_Task description_
Type every record exactly as it appears.

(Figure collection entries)

□ □ □ □ □

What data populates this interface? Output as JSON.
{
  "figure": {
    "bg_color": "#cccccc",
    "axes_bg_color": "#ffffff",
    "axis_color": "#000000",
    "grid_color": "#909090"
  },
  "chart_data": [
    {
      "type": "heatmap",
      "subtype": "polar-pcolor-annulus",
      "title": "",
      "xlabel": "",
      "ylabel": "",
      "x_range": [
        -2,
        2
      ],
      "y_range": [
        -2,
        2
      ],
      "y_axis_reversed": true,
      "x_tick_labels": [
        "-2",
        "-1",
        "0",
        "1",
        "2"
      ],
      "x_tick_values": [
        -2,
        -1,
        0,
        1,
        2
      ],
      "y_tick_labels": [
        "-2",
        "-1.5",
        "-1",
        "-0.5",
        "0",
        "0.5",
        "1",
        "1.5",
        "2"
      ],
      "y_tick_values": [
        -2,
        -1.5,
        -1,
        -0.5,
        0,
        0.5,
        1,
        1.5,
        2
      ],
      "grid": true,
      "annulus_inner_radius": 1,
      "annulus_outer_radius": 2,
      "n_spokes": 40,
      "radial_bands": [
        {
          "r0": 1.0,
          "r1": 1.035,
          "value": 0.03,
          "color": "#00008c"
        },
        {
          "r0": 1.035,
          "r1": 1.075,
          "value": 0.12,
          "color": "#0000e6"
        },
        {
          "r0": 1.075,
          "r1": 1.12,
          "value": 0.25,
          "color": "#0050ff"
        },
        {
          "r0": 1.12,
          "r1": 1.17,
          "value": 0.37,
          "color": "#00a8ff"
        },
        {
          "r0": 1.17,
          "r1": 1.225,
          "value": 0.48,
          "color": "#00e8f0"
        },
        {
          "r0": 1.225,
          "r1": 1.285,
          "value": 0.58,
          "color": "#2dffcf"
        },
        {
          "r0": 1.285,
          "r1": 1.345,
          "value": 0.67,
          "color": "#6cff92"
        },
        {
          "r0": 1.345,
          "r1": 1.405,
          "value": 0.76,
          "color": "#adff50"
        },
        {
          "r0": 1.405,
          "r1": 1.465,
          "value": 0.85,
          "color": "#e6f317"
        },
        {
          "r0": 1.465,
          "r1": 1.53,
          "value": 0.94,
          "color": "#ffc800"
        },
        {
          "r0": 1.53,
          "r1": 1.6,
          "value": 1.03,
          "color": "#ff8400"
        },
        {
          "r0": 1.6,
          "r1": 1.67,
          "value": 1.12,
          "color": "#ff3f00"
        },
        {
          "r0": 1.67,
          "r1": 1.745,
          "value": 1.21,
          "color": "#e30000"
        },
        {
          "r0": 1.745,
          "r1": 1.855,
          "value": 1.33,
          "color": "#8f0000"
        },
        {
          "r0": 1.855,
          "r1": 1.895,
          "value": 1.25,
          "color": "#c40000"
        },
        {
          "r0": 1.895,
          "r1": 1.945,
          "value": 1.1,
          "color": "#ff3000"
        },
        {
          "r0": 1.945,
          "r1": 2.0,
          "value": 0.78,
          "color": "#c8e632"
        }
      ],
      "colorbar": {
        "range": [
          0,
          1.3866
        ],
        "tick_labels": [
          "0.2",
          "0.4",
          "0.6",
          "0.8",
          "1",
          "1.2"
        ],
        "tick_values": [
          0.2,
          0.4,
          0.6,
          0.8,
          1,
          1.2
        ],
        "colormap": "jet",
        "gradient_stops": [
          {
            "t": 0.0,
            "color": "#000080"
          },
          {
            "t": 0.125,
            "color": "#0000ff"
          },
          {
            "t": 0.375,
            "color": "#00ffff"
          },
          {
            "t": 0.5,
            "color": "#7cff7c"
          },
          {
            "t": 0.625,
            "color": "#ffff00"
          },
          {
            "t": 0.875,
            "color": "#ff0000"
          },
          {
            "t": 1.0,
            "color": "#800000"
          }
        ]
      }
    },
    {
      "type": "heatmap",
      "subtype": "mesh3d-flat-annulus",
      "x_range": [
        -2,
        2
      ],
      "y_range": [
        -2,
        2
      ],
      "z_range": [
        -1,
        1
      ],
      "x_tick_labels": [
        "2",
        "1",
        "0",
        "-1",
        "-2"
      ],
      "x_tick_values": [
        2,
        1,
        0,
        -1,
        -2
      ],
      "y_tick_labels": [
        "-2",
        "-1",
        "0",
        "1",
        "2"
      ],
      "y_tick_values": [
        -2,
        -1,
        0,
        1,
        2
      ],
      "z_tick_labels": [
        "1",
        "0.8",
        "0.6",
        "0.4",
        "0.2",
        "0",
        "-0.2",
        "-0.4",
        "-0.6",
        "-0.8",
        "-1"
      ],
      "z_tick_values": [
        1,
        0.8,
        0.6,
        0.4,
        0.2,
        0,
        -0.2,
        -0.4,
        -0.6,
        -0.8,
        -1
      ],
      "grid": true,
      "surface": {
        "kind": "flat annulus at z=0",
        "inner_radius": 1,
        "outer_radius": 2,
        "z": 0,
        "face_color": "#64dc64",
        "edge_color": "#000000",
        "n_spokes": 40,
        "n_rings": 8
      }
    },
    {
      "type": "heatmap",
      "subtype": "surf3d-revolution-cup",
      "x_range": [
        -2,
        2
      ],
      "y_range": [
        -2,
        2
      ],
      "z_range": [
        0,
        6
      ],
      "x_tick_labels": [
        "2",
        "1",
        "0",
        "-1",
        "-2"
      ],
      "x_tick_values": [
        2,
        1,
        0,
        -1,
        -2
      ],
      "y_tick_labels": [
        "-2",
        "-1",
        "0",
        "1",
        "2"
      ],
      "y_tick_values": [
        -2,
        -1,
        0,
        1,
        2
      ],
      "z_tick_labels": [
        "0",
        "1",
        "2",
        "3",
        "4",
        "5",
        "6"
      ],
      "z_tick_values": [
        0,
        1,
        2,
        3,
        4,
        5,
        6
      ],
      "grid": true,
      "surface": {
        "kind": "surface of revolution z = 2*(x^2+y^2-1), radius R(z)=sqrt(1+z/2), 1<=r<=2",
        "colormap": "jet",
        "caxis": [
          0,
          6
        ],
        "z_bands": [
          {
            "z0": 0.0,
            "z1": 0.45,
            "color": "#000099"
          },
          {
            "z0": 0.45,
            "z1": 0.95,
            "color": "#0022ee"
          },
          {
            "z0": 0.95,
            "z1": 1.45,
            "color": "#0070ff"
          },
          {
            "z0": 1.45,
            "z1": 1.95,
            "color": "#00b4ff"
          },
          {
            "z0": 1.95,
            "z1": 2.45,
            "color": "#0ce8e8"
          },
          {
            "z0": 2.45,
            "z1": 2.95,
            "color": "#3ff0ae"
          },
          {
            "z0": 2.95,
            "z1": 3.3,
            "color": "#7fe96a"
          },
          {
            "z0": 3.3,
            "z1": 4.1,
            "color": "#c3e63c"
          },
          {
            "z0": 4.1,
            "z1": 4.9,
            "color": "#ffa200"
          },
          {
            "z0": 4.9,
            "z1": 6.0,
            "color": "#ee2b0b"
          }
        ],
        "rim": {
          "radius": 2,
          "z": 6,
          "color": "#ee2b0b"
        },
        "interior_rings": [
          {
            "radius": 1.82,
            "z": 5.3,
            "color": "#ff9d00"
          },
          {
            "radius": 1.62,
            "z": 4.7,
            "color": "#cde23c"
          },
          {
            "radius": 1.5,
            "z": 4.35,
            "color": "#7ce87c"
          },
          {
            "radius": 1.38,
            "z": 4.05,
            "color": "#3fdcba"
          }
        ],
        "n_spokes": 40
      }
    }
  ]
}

□ □ □ □ □

_Completed exercise_
What data populates this interface? Output as JSON.
{
  "figure": {
    "bg_color": "#cccccc",
    "axes_bg_color": "#ffffff",
    "axis_color": "#000000",
    "grid_color": "#909090"
  },
  "chart_data": [
    {
      "type": "heatmap",
      "subtype": "polar-pcolor-annulus",
      "title": "",
      "xlabel": "",
      "ylabel": "",
      "x_range": [
        -2,
        2
      ],
      "y_range": [
        -2,
        2
      ],
      "y_axis_reversed": true,
      "x_tick_labels": [
        "-2",
        "-1",
        "0",
        "1",
        "2"
      ],
      "x_tick_values": [
        -2,
        -1,
        0,
        1,
        2
      ],
      "y_tick_labels": [
        "-2",
        "-1.5",
        "-1",
        "-0.5",
        "0",
        "0.5",
        "1",
        "1.5",
        "2"
      ],
      "y_tick_values": [
        -2,
        -1.5,
        -1,
        -0.5,
        0,
        0.5,
        1,
        1.5,
        2
      ],
      "grid": true,
      "annulus_inner_radius": 1,
      "annulus_outer_radius": 2,
      "n_spokes": 40,
      "radial_bands": [
        {
          "r0": 1.0,
          "r1": 1.035,
          "value": 0.03,
          "color": "#00008c"
        },
        {
          "r0": 1.035,
          "r1": 1.075,
          "value": 0.12,
          "color": "#0000e6"
        },
        {
          "r0": 1.075,
          "r1": 1.12,
          "value": 0.25,
          "color": "#0050ff"
        },
        {
          "r0": 1.12,
          "r1": 1.17,
          "value": 0.37,
          "color": "#00a8ff"
        },
        {
          "r0": 1.17,
          "r1": 1.225,
          "value": 0.48,
          "color": "#00e8f0"
        },
        {
          "r0": 1.225,
          "r1": 1.285,
          "value": 0.58,
          "color": "#2dffcf"
        },
        {
          "r0": 1.285,
          "r1": 1.345,
          "value": 0.67,
          "color": "#6cff92"
        },
        {
          "r0": 1.345,
          "r1": 1.405,
          "value": 0.76,
          "color": "#adff50"
        },
        {
          "r0": 1.405,
          "r1": 1.465,
          "value": 0.85,
          "color": "#e6f317"
        },
        {
          "r0": 1.465,
          "r1": 1.53,
          "value": 0.94,
          "color": "#ffc800"
        },
        {
          "r0": 1.53,
          "r1": 1.6,
          "value": 1.03,
          "color": "#ff8400"
        },
        {
          "r0": 1.6,
          "r1": 1.67,
          "value": 1.12,
          "color": "#ff3f00"
        },
        {
          "r0": 1.67,
          "r1": 1.745,
          "value": 1.21,
          "color": "#e30000"
        },
        {
          "r0": 1.745,
          "r1": 1.855,
          "value": 1.33,
          "color": "#8f0000"
        },
        {
          "r0": 1.855,
          "r1": 1.895,
          "value": 1.25,
          "color": "#c40000"
        },
        {
          "r0": 1.895,
          "r1": 1.945,
          "value": 1.1,
          "color": "#ff3000"
        },
        {
          "r0": 1.945,
          "r1": 2.0,
          "value": 0.78,
          "color": "#c8e632"
        }
      ],
      "colorbar": {
        "range": [
          0,
          1.3866
        ],
        "tick_labels": [
          "0.2",
          "0.4",
          "0.6",
          "0.8",
          "1",
          "1.2"
        ],
        "tick_values": [
          0.2,
          0.4,
          0.6,
          0.8,
          1,
          1.2
        ],
        "colormap": "jet",
        "gradient_stops": [
          {
            "t": 0.0,
            "color": "#000080"
          },
          {
            "t": 0.125,
            "color": "#0000ff"
          },
          {
            "t": 0.375,
            "color": "#00ffff"
          },
          {
            "t": 0.5,
            "color": "#7cff7c"
          },
          {
            "t": 0.625,
            "color": "#ffff00"
          },
          {
            "t": 0.875,
            "color": "#ff0000"
          },
          {
            "t": 1.0,
            "color": "#800000"
          }
        ]
      }
    },
    {
      "type": "heatmap",
      "subtype": "mesh3d-flat-annulus",
      "x_range": [
        -2,
        2
      ],
      "y_range": [
        -2,
        2
      ],
      "z_range": [
        -1,
        1
      ],
      "x_tick_labels": [
        "2",
        "1",
        "0",
        "-1",
        "-2"
      ],
      "x_tick_values": [
        2,
        1,
        0,
        -1,
        -2
      ],
      "y_tick_labels": [
        "-2",
        "-1",
        "0",
        "1",
        "2"
      ],
      "y_tick_values": [
        -2,
        -1,
        0,
        1,
        2
      ],
      "z_tick_labels": [
        "1",
        "0.8",
        "0.6",
        "0.4",
        "0.2",
        "0",
        "-0.2",
        "-0.4",
        "-0.6",
        "-0.8",
        "-1"
      ],
      "z_tick_values": [
        1,
        0.8,
        0.6,
        0.4,
        0.2,
        0,
        -0.2,
        -0.4,
        -0.6,
        -0.8,
        -1
      ],
      "grid": true,
      "surface": {
        "kind": "flat annulus at z=0",
        "inner_radius": 1,
        "outer_radius": 2,
        "z": 0,
        "face_color": "#64dc64",
        "edge_color": "#000000",
        "n_spokes": 40,
        "n_rings": 8
      }
    },
    {
      "type": "heatmap",
      "subtype": "surf3d-revolution-cup",
      "x_range": [
        -2,
        2
      ],
      "y_range": [
        -2,
        2
      ],
      "z_range": [
        0,
        6
      ],
      "x_tick_labels": [
        "2",
        "1",
        "0",
        "-1",
        "-2"
      ],
      "x_tick_values": [
        2,
        1,
        0,
        -1,
        -2
      ],
      "y_tick_labels": [
        "-2",
        "-1",
        "0",
        "1",
        "2"
      ],
      "y_tick_values": [
        -2,
        -1,
        0,
        1,
        2
      ],
      "z_tick_labels": [
        "0",
        "1",
        "2",
        "3",
        "4",
        "5",
        "6"
      ],
      "z_tick_values": [
        0,
        1,
        2,
        3,
        4,
        5,
        6
      ],
      "grid": true,
      "surface": {
        "kind": "surface of revolution z = 2*(x^2+y^2-1), radius R(z)=sqrt(1+z/2), 1<=r<=2",
        "colormap": "jet",
        "caxis": [
          0,
          6
        ],
        "z_bands": [
          {
            "z0": 0.0,
            "z1": 0.45,
            "color": "#000099"
          },
          {
            "z0": 0.45,
            "z1": 0.95,
            "color": "#0022ee"
          },
          {
            "z0": 0.95,
            "z1": 1.45,
            "color": "#0070ff"
          },
          {
            "z0": 1.45,
            "z1": 1.95,
            "color": "#00b4ff"
          },
          {
            "z0": 1.95,
            "z1": 2.45,
            "color": "#0ce8e8"
          },
          {
            "z0": 2.45,
            "z1": 2.95,
            "color": "#3ff0ae"
          },
          {
            "z0": 2.95,
            "z1": 3.3,
            "color": "#7fe96a"
          },
          {
            "z0": 3.3,
            "z1": 4.1,
            "color": "#c3e63c"
          },
          {
            "z0": 4.1,
            "z1": 4.9,
            "color": "#ffa200"
          },
          {
            "z0": 4.9,
            "z1": 6.0,
            "color": "#ee2b0b"
          }
        ],
        "rim": {
          "radius": 2,
          "z": 6,
          "color": "#ee2b0b"
        },
        "interior_rings": [
          {
            "radius": 1.82,
            "z": 5.3,
            "color": "#ff9d00"
          },
          {
            "radius": 1.62,
            "z": 4.7,
            "color": "#cde23c"
          },
          {
            "radius": 1.5,
            "z": 4.35,
            "color": "#7ce87c"
          },
          {
            "radius": 1.38,
            "z": 4.05,
            "color": "#3fdcba"
          }
        ],
        "n_spokes": 40
      }
    }
  ]
}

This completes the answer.